### Problem description
Extract all of the lines below verbatim, leaving every character unchanged.

━━━━━ Data section ━━━━━

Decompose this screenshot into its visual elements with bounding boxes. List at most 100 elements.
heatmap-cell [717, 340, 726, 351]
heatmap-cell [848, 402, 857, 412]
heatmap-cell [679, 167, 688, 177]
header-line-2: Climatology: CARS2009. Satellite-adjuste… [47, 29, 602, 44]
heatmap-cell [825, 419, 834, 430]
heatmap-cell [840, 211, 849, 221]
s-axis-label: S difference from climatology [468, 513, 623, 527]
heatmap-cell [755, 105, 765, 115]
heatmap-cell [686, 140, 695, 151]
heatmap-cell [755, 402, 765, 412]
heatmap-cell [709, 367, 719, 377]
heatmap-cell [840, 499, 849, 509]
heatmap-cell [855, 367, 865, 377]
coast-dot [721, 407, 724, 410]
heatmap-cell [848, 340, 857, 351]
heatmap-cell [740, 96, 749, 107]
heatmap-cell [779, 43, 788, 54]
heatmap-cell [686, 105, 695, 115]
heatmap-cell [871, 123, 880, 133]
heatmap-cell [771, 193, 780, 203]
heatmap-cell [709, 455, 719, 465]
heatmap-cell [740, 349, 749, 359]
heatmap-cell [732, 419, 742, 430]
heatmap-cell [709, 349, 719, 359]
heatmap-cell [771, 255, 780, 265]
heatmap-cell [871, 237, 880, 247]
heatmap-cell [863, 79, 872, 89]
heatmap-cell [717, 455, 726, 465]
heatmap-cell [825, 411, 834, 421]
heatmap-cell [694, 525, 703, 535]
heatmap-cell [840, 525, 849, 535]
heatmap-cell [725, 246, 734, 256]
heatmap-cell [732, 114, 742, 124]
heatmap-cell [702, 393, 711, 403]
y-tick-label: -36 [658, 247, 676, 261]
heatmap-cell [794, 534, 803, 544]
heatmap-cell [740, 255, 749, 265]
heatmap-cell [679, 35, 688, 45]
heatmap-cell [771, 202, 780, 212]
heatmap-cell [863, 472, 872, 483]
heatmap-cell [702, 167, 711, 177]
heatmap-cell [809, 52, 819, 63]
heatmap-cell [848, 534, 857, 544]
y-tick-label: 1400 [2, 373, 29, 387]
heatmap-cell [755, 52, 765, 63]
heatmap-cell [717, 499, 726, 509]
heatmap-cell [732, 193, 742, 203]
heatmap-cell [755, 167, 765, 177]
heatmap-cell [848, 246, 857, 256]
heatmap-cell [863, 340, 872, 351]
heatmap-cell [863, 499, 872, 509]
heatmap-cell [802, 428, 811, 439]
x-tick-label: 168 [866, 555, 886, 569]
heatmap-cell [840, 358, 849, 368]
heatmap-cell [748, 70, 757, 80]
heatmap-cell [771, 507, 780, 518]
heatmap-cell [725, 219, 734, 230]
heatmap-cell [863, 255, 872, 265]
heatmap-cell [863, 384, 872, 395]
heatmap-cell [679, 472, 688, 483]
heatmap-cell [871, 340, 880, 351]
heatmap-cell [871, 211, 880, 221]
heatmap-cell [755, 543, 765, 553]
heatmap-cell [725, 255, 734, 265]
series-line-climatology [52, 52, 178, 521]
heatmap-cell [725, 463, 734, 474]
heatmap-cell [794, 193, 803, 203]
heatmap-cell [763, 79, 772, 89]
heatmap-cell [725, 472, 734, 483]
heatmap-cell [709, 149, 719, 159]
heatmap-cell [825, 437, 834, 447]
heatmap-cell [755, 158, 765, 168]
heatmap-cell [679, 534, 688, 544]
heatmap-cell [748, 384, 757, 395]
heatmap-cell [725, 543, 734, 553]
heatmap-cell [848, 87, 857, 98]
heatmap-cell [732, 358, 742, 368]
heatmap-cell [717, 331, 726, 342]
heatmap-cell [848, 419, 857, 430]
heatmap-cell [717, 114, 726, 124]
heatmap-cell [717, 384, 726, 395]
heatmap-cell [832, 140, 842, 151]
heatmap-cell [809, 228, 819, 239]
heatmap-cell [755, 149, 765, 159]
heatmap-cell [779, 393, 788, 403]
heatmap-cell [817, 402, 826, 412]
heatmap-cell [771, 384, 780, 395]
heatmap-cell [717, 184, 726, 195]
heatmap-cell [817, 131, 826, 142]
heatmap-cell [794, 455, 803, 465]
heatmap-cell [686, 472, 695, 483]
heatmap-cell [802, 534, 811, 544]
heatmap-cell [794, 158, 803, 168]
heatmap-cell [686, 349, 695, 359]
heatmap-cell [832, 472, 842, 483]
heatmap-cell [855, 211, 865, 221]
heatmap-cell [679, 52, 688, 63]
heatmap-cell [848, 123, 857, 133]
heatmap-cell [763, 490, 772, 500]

━━━━━

### Response
Decompose this screenshot into its visual elements with bounding boxes. List at most 100 elements.
heatmap-cell [717, 340, 726, 351]
heatmap-cell [848, 402, 857, 412]
heatmap-cell [679, 167, 688, 177]
header-line-2: Climatology: CARS2009. Satellite-adjuste… [47, 29, 602, 44]
heatmap-cell [825, 419, 834, 430]
heatmap-cell [840, 211, 849, 221]
s-axis-label: S difference from climatology [468, 513, 623, 527]
heatmap-cell [755, 105, 765, 115]
heatmap-cell [686, 140, 695, 151]
heatmap-cell [755, 402, 765, 412]
heatmap-cell [709, 367, 719, 377]
heatmap-cell [840, 499, 849, 509]
heatmap-cell [855, 367, 865, 377]
coast-dot [721, 407, 724, 410]
heatmap-cell [848, 340, 857, 351]
heatmap-cell [740, 96, 749, 107]
heatmap-cell [779, 43, 788, 54]
heatmap-cell [686, 105, 695, 115]
heatmap-cell [871, 123, 880, 133]
heatmap-cell [771, 193, 780, 203]
heatmap-cell [709, 455, 719, 465]
heatmap-cell [740, 349, 749, 359]
heatmap-cell [732, 419, 742, 430]
heatmap-cell [709, 349, 719, 359]
heatmap-cell [771, 255, 780, 265]
heatmap-cell [871, 237, 880, 247]
heatmap-cell [863, 79, 872, 89]
heatmap-cell [717, 455, 726, 465]
heatmap-cell [825, 411, 834, 421]
heatmap-cell [694, 525, 703, 535]
heatmap-cell [840, 525, 849, 535]
heatmap-cell [725, 246, 734, 256]
heatmap-cell [732, 114, 742, 124]
heatmap-cell [702, 393, 711, 403]
y-tick-label: -36 [658, 247, 676, 261]
heatmap-cell [794, 534, 803, 544]
heatmap-cell [740, 255, 749, 265]
heatmap-cell [679, 35, 688, 45]
heatmap-cell [771, 202, 780, 212]
heatmap-cell [863, 472, 872, 483]
heatmap-cell [702, 167, 711, 177]
heatmap-cell [809, 52, 819, 63]
heatmap-cell [848, 534, 857, 544]
y-tick-label: 1400 [2, 373, 29, 387]
heatmap-cell [755, 52, 765, 63]
heatmap-cell [717, 499, 726, 509]
heatmap-cell [732, 193, 742, 203]
heatmap-cell [755, 167, 765, 177]
heatmap-cell [848, 246, 857, 256]
heatmap-cell [863, 340, 872, 351]
heatmap-cell [863, 499, 872, 509]
heatmap-cell [802, 428, 811, 439]
x-tick-label: 168 [866, 555, 886, 569]
heatmap-cell [840, 358, 849, 368]
heatmap-cell [748, 70, 757, 80]
heatmap-cell [771, 507, 780, 518]
heatmap-cell [725, 219, 734, 230]
heatmap-cell [863, 255, 872, 265]
heatmap-cell [863, 384, 872, 395]
heatmap-cell [679, 472, 688, 483]
heatmap-cell [871, 340, 880, 351]
heatmap-cell [871, 211, 880, 221]
heatmap-cell [755, 543, 765, 553]
heatmap-cell [725, 255, 734, 265]
series-line-climatology [52, 52, 178, 521]
heatmap-cell [725, 463, 734, 474]
heatmap-cell [794, 193, 803, 203]
heatmap-cell [763, 79, 772, 89]
heatmap-cell [725, 472, 734, 483]
heatmap-cell [709, 149, 719, 159]
heatmap-cell [825, 437, 834, 447]
heatmap-cell [755, 158, 765, 168]
heatmap-cell [679, 534, 688, 544]
heatmap-cell [748, 384, 757, 395]
heatmap-cell [725, 543, 734, 553]
heatmap-cell [848, 87, 857, 98]
heatmap-cell [732, 358, 742, 368]
heatmap-cell [717, 331, 726, 342]
heatmap-cell [848, 419, 857, 430]
heatmap-cell [717, 114, 726, 124]
heatmap-cell [717, 384, 726, 395]
heatmap-cell [832, 140, 842, 151]
heatmap-cell [809, 228, 819, 239]
heatmap-cell [755, 149, 765, 159]
heatmap-cell [779, 393, 788, 403]
heatmap-cell [817, 402, 826, 412]
heatmap-cell [771, 384, 780, 395]
heatmap-cell [717, 184, 726, 195]
heatmap-cell [817, 131, 826, 142]
heatmap-cell [794, 455, 803, 465]
heatmap-cell [686, 472, 695, 483]
heatmap-cell [802, 534, 811, 544]
heatmap-cell [794, 158, 803, 168]
heatmap-cell [686, 349, 695, 359]
heatmap-cell [832, 472, 842, 483]
heatmap-cell [855, 211, 865, 221]
heatmap-cell [679, 52, 688, 63]
heatmap-cell [848, 123, 857, 133]
heatmap-cell [763, 490, 772, 500]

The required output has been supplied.